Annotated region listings
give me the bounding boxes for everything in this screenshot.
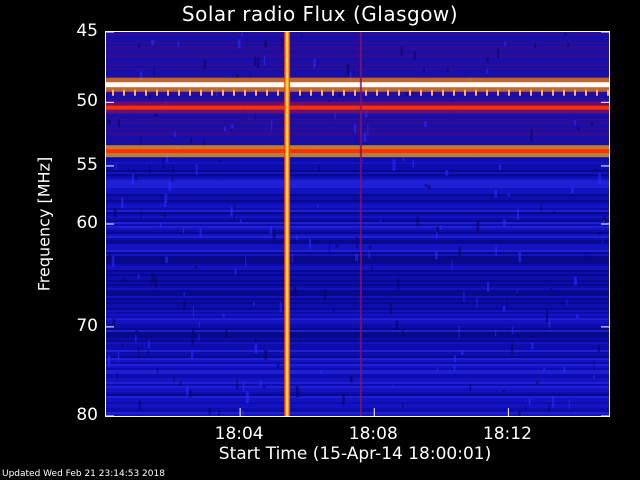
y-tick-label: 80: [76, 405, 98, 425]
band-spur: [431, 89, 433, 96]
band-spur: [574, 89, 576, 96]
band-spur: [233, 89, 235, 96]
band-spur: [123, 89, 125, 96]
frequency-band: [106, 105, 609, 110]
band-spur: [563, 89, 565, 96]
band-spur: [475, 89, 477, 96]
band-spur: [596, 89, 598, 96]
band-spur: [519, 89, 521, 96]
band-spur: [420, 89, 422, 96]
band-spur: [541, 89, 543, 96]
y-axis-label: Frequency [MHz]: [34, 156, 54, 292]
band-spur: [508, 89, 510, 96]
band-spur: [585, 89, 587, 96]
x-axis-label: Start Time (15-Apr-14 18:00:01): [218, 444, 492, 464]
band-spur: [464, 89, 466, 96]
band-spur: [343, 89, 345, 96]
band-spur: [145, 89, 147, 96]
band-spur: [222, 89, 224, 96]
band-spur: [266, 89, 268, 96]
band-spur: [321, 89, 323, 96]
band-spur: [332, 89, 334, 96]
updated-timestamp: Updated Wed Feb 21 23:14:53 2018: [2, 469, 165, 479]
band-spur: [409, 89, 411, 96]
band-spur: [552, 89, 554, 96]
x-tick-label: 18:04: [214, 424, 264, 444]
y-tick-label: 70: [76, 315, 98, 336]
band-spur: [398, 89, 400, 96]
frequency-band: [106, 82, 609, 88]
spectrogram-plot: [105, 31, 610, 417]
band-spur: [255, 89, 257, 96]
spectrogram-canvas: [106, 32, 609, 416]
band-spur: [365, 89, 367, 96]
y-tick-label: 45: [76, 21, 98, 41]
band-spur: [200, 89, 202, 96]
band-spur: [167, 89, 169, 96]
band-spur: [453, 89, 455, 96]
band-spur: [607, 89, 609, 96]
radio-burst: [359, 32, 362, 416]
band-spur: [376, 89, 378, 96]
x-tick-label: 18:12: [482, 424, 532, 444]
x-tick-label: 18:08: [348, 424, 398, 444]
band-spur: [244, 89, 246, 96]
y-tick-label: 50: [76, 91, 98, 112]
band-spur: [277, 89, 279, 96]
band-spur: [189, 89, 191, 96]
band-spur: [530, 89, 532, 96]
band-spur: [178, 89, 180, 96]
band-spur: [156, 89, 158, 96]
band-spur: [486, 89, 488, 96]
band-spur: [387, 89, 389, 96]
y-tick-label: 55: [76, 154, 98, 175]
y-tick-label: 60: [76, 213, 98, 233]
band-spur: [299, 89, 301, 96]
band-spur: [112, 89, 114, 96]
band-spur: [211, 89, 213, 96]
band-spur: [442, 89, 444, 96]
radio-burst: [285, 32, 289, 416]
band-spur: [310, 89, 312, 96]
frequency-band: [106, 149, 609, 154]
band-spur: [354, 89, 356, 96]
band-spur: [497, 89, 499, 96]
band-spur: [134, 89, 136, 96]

Do this: Rewrite the lines above with "band-spur" swapped for "spur-mark" everywhere and nothing else changed. Leave the pictures out.

Solved problem:
give me the bounding boxes for everything in this screenshot.
y-tick-label: 80: [76, 405, 98, 425]
spur-mark: [431, 89, 433, 96]
spur-mark: [574, 89, 576, 96]
spur-mark: [233, 89, 235, 96]
spur-mark: [123, 89, 125, 96]
frequency-band: [106, 105, 609, 110]
spur-mark: [563, 89, 565, 96]
spur-mark: [475, 89, 477, 96]
spur-mark: [596, 89, 598, 96]
spur-mark: [519, 89, 521, 96]
spur-mark: [420, 89, 422, 96]
spur-mark: [541, 89, 543, 96]
y-axis-label: Frequency [MHz]: [34, 156, 54, 292]
spur-mark: [508, 89, 510, 96]
spur-mark: [585, 89, 587, 96]
x-axis-label: Start Time (15-Apr-14 18:00:01): [218, 444, 492, 464]
spur-mark: [464, 89, 466, 96]
spur-mark: [343, 89, 345, 96]
spur-mark: [145, 89, 147, 96]
spur-mark: [222, 89, 224, 96]
spur-mark: [266, 89, 268, 96]
spur-mark: [321, 89, 323, 96]
spur-mark: [332, 89, 334, 96]
updated-timestamp: Updated Wed Feb 21 23:14:53 2018: [2, 469, 165, 479]
spur-mark: [409, 89, 411, 96]
spur-mark: [552, 89, 554, 96]
x-tick-label: 18:04: [214, 424, 264, 444]
y-tick-label: 70: [76, 315, 98, 336]
spur-mark: [398, 89, 400, 96]
frequency-band: [106, 82, 609, 88]
spectrogram-plot: [105, 31, 610, 417]
spur-mark: [255, 89, 257, 96]
spectrogram-canvas: [106, 32, 609, 416]
spur-mark: [365, 89, 367, 96]
y-tick-label: 45: [76, 21, 98, 41]
spur-mark: [200, 89, 202, 96]
spur-mark: [167, 89, 169, 96]
spur-mark: [453, 89, 455, 96]
spur-mark: [607, 89, 609, 96]
radio-burst: [359, 32, 362, 416]
spur-mark: [376, 89, 378, 96]
x-tick-label: 18:12: [482, 424, 532, 444]
x-tick-label: 18:08: [348, 424, 398, 444]
spur-mark: [244, 89, 246, 96]
y-tick-label: 50: [76, 91, 98, 112]
spur-mark: [277, 89, 279, 96]
spur-mark: [189, 89, 191, 96]
spur-mark: [530, 89, 532, 96]
spur-mark: [178, 89, 180, 96]
spur-mark: [156, 89, 158, 96]
spur-mark: [486, 89, 488, 96]
spur-mark: [387, 89, 389, 96]
y-tick-label: 55: [76, 154, 98, 175]
y-tick-label: 60: [76, 213, 98, 233]
spur-mark: [299, 89, 301, 96]
spur-mark: [112, 89, 114, 96]
spur-mark: [211, 89, 213, 96]
spur-mark: [442, 89, 444, 96]
radio-burst: [285, 32, 289, 416]
spur-mark: [310, 89, 312, 96]
frequency-band: [106, 149, 609, 154]
spur-mark: [354, 89, 356, 96]
spur-mark: [497, 89, 499, 96]
spur-mark: [134, 89, 136, 96]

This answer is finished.